Given instruction → Leave the pictures out, and retype all of the material exactly as written.

Provided records →
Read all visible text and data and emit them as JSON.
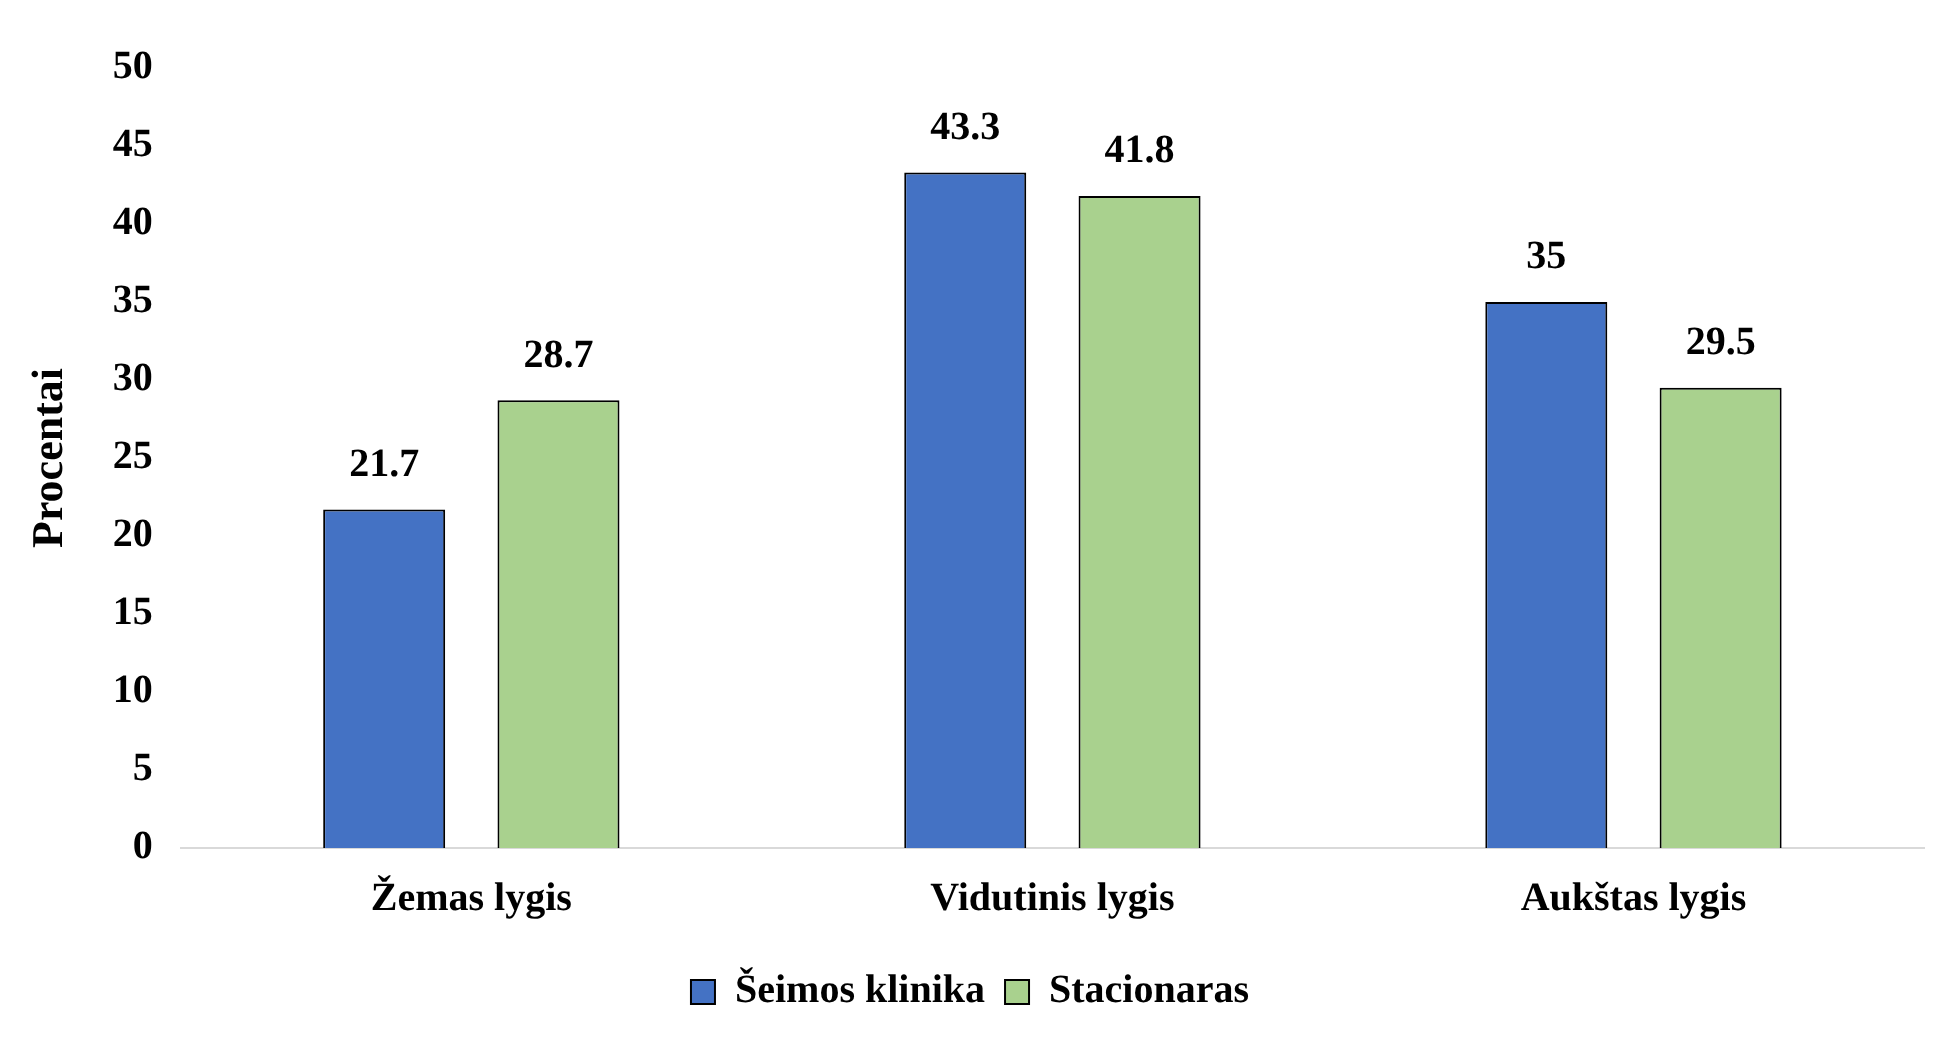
{
  "chart_data": {
    "type": "bar",
    "ylabel": "Procentai",
    "categories": [
      "Žemas lygis",
      "Vidutinis lygis",
      "Aukštas lygis"
    ],
    "series": [
      {
        "name": "Šeimos klinika",
        "color": "#4472c4",
        "values": [
          21.7,
          43.3,
          35
        ]
      },
      {
        "name": "Stacionaras",
        "color": "#a9d18e",
        "values": [
          28.7,
          41.8,
          29.5
        ]
      }
    ],
    "ylim": [
      0,
      50
    ],
    "yticks": [
      0,
      5,
      10,
      15,
      20,
      25,
      30,
      35,
      40,
      45,
      50
    ],
    "grid": false,
    "legend": "bottom",
    "data_labels": true
  }
}
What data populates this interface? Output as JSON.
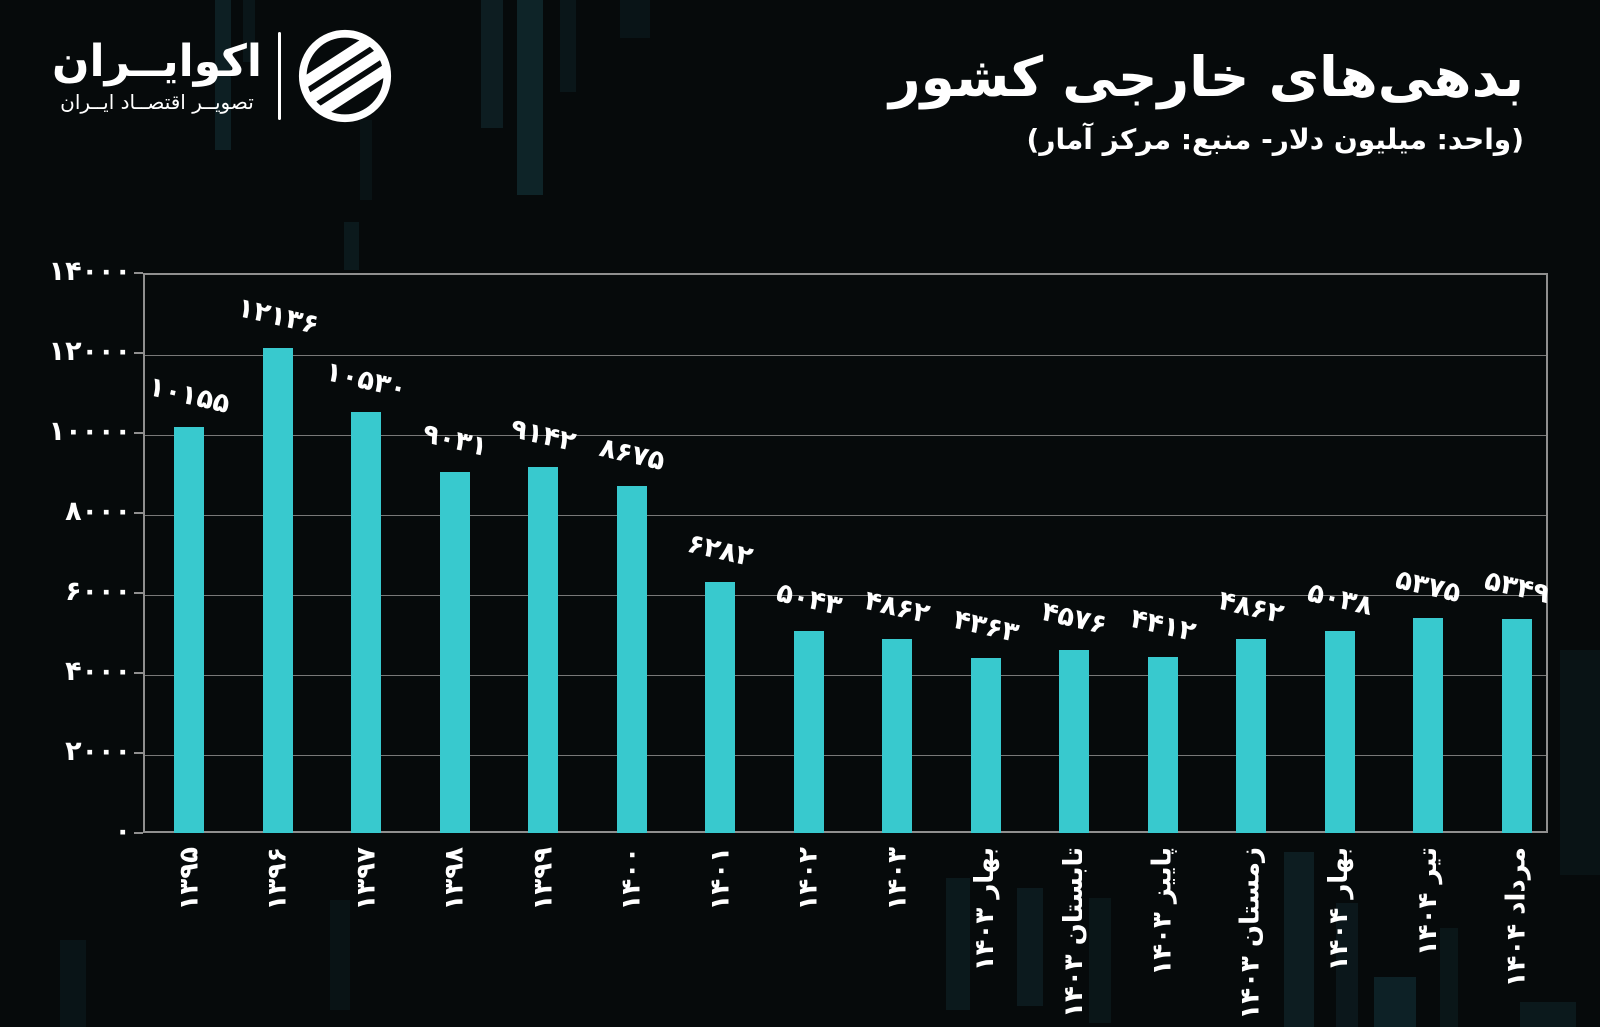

Written answer →
Read all visible text and data and emit them as JSON.
{
  "chart_data": {
    "type": "bar",
    "ylabel": "Procentai",
    "categories": [
      "Žemas lygis",
      "Vidutinis lygis",
      "Aukštas lygis"
    ],
    "series": [
      {
        "name": "Šeimos klinika",
        "color": "#4472c4",
        "values": [
          21.7,
          43.3,
          35
        ]
      },
      {
        "name": "Stacionaras",
        "color": "#a9d18e",
        "values": [
          28.7,
          41.8,
          29.5
        ]
      }
    ],
    "ylim": [
      0,
      50
    ],
    "yticks": [
      0,
      5,
      10,
      15,
      20,
      25,
      30,
      35,
      40,
      45,
      50
    ],
    "grid": false,
    "legend": "bottom",
    "data_labels": true
  }
}
What data populates this interface? Output as JSON.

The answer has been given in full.